===== Supplied entries

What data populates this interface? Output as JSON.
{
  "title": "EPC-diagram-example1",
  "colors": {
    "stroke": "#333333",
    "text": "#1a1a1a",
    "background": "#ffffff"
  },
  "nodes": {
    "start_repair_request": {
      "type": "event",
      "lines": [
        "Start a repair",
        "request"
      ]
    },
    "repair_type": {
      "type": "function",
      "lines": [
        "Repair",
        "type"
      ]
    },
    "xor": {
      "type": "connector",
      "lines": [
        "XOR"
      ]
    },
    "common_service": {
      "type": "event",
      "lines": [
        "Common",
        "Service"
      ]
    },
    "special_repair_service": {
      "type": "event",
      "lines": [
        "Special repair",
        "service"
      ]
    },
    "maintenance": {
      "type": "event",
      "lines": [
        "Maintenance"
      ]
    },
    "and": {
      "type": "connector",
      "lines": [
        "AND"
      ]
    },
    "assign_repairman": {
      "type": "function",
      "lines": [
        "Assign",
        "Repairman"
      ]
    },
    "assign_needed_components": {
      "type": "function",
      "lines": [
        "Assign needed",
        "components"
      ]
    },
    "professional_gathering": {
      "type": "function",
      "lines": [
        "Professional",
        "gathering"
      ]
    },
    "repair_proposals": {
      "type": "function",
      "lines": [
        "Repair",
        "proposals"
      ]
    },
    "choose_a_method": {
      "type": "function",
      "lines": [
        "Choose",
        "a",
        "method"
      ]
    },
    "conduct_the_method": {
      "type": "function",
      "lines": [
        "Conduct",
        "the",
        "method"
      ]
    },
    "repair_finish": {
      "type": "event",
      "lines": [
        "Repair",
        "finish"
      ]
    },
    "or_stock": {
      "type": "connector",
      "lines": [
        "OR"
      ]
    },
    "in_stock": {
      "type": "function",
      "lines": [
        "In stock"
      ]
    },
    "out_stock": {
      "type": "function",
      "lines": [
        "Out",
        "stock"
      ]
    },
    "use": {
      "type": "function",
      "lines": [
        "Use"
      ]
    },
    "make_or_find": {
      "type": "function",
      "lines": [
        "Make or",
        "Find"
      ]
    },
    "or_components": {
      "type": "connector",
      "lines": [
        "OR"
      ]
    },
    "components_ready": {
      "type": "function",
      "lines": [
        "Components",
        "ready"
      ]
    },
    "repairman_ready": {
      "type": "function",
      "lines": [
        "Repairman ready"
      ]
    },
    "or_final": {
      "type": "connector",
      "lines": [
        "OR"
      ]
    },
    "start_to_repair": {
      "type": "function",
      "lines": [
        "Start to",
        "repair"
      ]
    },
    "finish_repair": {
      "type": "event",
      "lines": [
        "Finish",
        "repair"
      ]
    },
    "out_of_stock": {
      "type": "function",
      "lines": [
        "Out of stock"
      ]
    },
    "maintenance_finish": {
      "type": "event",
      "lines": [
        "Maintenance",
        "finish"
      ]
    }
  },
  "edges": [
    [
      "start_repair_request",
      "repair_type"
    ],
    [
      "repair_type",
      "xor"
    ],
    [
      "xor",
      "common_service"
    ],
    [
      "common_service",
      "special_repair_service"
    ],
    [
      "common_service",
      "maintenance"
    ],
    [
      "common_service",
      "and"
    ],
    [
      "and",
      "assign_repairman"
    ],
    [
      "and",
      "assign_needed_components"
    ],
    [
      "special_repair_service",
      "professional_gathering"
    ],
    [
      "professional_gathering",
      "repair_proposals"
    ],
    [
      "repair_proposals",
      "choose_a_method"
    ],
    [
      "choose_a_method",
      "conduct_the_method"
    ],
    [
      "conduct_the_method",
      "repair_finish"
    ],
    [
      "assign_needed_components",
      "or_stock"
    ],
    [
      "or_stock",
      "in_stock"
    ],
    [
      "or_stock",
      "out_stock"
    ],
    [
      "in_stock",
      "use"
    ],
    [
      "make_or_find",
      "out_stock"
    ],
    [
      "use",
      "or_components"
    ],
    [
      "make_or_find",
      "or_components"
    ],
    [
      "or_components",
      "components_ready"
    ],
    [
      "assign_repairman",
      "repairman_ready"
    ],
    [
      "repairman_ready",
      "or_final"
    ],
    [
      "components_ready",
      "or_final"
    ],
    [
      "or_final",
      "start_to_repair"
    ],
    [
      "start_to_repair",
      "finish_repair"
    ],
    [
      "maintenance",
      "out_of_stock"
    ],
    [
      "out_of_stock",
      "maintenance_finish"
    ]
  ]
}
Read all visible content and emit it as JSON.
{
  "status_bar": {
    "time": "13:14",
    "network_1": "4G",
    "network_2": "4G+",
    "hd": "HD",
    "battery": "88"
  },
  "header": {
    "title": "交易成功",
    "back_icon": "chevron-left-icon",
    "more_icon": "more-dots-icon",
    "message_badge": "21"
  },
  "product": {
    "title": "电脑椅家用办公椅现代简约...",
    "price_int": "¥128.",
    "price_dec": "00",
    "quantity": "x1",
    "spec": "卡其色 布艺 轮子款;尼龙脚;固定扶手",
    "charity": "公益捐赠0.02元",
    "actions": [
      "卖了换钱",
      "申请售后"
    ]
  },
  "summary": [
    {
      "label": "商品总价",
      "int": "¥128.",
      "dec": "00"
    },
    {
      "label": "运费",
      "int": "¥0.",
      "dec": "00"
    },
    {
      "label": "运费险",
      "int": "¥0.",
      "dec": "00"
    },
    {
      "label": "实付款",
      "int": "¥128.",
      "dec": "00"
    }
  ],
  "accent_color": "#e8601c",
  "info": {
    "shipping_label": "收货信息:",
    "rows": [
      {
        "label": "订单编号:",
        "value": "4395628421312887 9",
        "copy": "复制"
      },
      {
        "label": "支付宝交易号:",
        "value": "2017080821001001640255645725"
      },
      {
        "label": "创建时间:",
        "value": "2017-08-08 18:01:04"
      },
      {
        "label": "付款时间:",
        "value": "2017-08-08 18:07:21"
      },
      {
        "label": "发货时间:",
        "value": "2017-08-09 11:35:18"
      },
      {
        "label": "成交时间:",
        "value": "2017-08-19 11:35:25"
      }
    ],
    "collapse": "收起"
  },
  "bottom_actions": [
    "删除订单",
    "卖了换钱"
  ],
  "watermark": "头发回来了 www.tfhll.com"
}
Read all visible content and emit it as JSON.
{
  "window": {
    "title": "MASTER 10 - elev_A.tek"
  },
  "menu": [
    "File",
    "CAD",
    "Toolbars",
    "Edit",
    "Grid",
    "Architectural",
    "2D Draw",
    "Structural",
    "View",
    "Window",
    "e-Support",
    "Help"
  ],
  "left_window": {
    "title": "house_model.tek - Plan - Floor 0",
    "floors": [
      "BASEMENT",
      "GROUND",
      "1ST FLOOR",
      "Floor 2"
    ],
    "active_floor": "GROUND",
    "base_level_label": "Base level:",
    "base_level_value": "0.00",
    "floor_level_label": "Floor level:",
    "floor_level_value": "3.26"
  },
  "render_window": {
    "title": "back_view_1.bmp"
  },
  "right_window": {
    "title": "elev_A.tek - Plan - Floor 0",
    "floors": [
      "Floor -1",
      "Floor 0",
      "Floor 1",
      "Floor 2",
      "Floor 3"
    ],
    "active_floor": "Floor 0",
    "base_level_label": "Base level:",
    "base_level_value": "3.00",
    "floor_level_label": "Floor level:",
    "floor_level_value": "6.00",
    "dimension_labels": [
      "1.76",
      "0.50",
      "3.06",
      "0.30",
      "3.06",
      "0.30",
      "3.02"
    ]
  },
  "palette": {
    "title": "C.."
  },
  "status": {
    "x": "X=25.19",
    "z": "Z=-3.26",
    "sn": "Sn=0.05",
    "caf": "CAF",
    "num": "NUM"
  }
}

==========

_Aim_
Reproduce every line of the material above exactly.

_Solution to the exercise_
What data populates this interface? Output as JSON.
{
  "title": "EPC-diagram-example1",
  "colors": {
    "stroke": "#333333",
    "text": "#1a1a1a",
    "background": "#ffffff"
  },
  "nodes": {
    "start_repair_request": {
      "type": "event",
      "lines": [
        "Start a repair",
        "request"
      ]
    },
    "repair_type": {
      "type": "function",
      "lines": [
        "Repair",
        "type"
      ]
    },
    "xor": {
      "type": "connector",
      "lines": [
        "XOR"
      ]
    },
    "common_service": {
      "type": "event",
      "lines": [
        "Common",
        "Service"
      ]
    },
    "special_repair_service": {
      "type": "event",
      "lines": [
        "Special repair",
        "service"
      ]
    },
    "maintenance": {
      "type": "event",
      "lines": [
        "Maintenance"
      ]
    },
    "and": {
      "type": "connector",
      "lines": [
        "AND"
      ]
    },
    "assign_repairman": {
      "type": "function",
      "lines": [
        "Assign",
        "Repairman"
      ]
    },
    "assign_needed_components": {
      "type": "function",
      "lines": [
        "Assign needed",
        "components"
      ]
    },
    "professional_gathering": {
      "type": "function",
      "lines": [
        "Professional",
        "gathering"
      ]
    },
    "repair_proposals": {
      "type": "function",
      "lines": [
        "Repair",
        "proposals"
      ]
    },
    "choose_a_method": {
      "type": "function",
      "lines": [
        "Choose",
        "a",
        "method"
      ]
    },
    "conduct_the_method": {
      "type": "function",
      "lines": [
        "Conduct",
        "the",
        "method"
      ]
    },
    "repair_finish": {
      "type": "event",
      "lines": [
        "Repair",
        "finish"
      ]
    },
    "or_stock": {
      "type": "connector",
      "lines": [
        "OR"
      ]
    },
    "in_stock": {
      "type": "function",
      "lines": [
        "In stock"
      ]
    },
    "out_stock": {
      "type": "function",
      "lines": [
        "Out",
        "stock"
      ]
    },
    "use": {
      "type": "function",
      "lines": [
        "Use"
      ]
    },
    "make_or_find": {
      "type": "function",
      "lines": [
        "Make or",
        "Find"
      ]
    },
    "or_components": {
      "type": "connector",
      "lines": [
        "OR"
      ]
    },
    "components_ready": {
      "type": "function",
      "lines": [
        "Components",
        "ready"
      ]
    },
    "repairman_ready": {
      "type": "function",
      "lines": [
        "Repairman ready"
      ]
    },
    "or_final": {
      "type": "connector",
      "lines": [
        "OR"
      ]
    },
    "start_to_repair": {
      "type": "function",
      "lines": [
        "Start to",
        "repair"
      ]
    },
    "finish_repair": {
      "type": "event",
      "lines": [
        "Finish",
        "repair"
      ]
    },
    "out_of_stock": {
      "type": "function",
      "lines": [
        "Out of stock"
      ]
    },
    "maintenance_finish": {
      "type": "event",
      "lines": [
        "Maintenance",
        "finish"
      ]
    }
  },
  "edges": [
    [
      "start_repair_request",
      "repair_type"
    ],
    [
      "repair_type",
      "xor"
    ],
    [
      "xor",
      "common_service"
    ],
    [
      "common_service",
      "special_repair_service"
    ],
    [
      "common_service",
      "maintenance"
    ],
    [
      "common_service",
      "and"
    ],
    [
      "and",
      "assign_repairman"
    ],
    [
      "and",
      "assign_needed_components"
    ],
    [
      "special_repair_service",
      "professional_gathering"
    ],
    [
      "professional_gathering",
      "repair_proposals"
    ],
    [
      "repair_proposals",
      "choose_a_method"
    ],
    [
      "choose_a_method",
      "conduct_the_method"
    ],
    [
      "conduct_the_method",
      "repair_finish"
    ],
    [
      "assign_needed_components",
      "or_stock"
    ],
    [
      "or_stock",
      "in_stock"
    ],
    [
      "or_stock",
      "out_stock"
    ],
    [
      "in_stock",
      "use"
    ],
    [
      "make_or_find",
      "out_stock"
    ],
    [
      "use",
      "or_components"
    ],
    [
      "make_or_find",
      "or_components"
    ],
    [
      "or_components",
      "components_ready"
    ],
    [
      "assign_repairman",
      "repairman_ready"
    ],
    [
      "repairman_ready",
      "or_final"
    ],
    [
      "components_ready",
      "or_final"
    ],
    [
      "or_final",
      "start_to_repair"
    ],
    [
      "start_to_repair",
      "finish_repair"
    ],
    [
      "maintenance",
      "out_of_stock"
    ],
    [
      "out_of_stock",
      "maintenance_finish"
    ]
  ]
}
Read all visible content and emit it as JSON.
{
  "status_bar": {
    "time": "13:14",
    "network_1": "4G",
    "network_2": "4G+",
    "hd": "HD",
    "battery": "88"
  },
  "header": {
    "title": "交易成功",
    "back_icon": "chevron-left-icon",
    "more_icon": "more-dots-icon",
    "message_badge": "21"
  },
  "product": {
    "title": "电脑椅家用办公椅现代简约...",
    "price_int": "¥128.",
    "price_dec": "00",
    "quantity": "x1",
    "spec": "卡其色 布艺 轮子款;尼龙脚;固定扶手",
    "charity": "公益捐赠0.02元",
    "actions": [
      "卖了换钱",
      "申请售后"
    ]
  },
  "summary": [
    {
      "label": "商品总价",
      "int": "¥128.",
      "dec": "00"
    },
    {
      "label": "运费",
      "int": "¥0.",
      "dec": "00"
    },
    {
      "label": "运费险",
      "int": "¥0.",
      "dec": "00"
    },
    {
      "label": "实付款",
      "int": "¥128.",
      "dec": "00"
    }
  ],
  "accent_color": "#e8601c",
  "info": {
    "shipping_label": "收货信息:",
    "rows": [
      {
        "label": "订单编号:",
        "value": "4395628421312887 9",
        "copy": "复制"
      },
      {
        "label": "支付宝交易号:",
        "value": "2017080821001001640255645725"
      },
      {
        "label": "创建时间:",
        "value": "2017-08-08 18:01:04"
      },
      {
        "label": "付款时间:",
        "value": "2017-08-08 18:07:21"
      },
      {
        "label": "发货时间:",
        "value": "2017-08-09 11:35:18"
      },
      {
        "label": "成交时间:",
        "value": "2017-08-19 11:35:25"
      }
    ],
    "collapse": "收起"
  },
  "bottom_actions": [
    "删除订单",
    "卖了换钱"
  ],
  "watermark": "头发回来了 www.tfhll.com"
}
Read all visible content and emit it as JSON.
{
  "window": {
    "title": "MASTER 10 - elev_A.tek"
  },
  "menu": [
    "File",
    "CAD",
    "Toolbars",
    "Edit",
    "Grid",
    "Architectural",
    "2D Draw",
    "Structural",
    "View",
    "Window",
    "e-Support",
    "Help"
  ],
  "left_window": {
    "title": "house_model.tek - Plan - Floor 0",
    "floors": [
      "BASEMENT",
      "GROUND",
      "1ST FLOOR",
      "Floor 2"
    ],
    "active_floor": "GROUND",
    "base_level_label": "Base level:",
    "base_level_value": "0.00",
    "floor_level_label": "Floor level:",
    "floor_level_value": "3.26"
  },
  "render_window": {
    "title": "back_view_1.bmp"
  },
  "right_window": {
    "title": "elev_A.tek - Plan - Floor 0",
    "floors": [
      "Floor -1",
      "Floor 0",
      "Floor 1",
      "Floor 2",
      "Floor 3"
    ],
    "active_floor": "Floor 0",
    "base_level_label": "Base level:",
    "base_level_value": "3.00",
    "floor_level_label": "Floor level:",
    "floor_level_value": "6.00",
    "dimension_labels": [
      "1.76",
      "0.50",
      "3.06",
      "0.30",
      "3.06",
      "0.30",
      "3.02"
    ]
  },
  "palette": {
    "title": "C.."
  },
  "status": {
    "x": "X=25.19",
    "z": "Z=-3.26",
    "sn": "Sn=0.05",
    "caf": "CAF",
    "num": "NUM"
  }
}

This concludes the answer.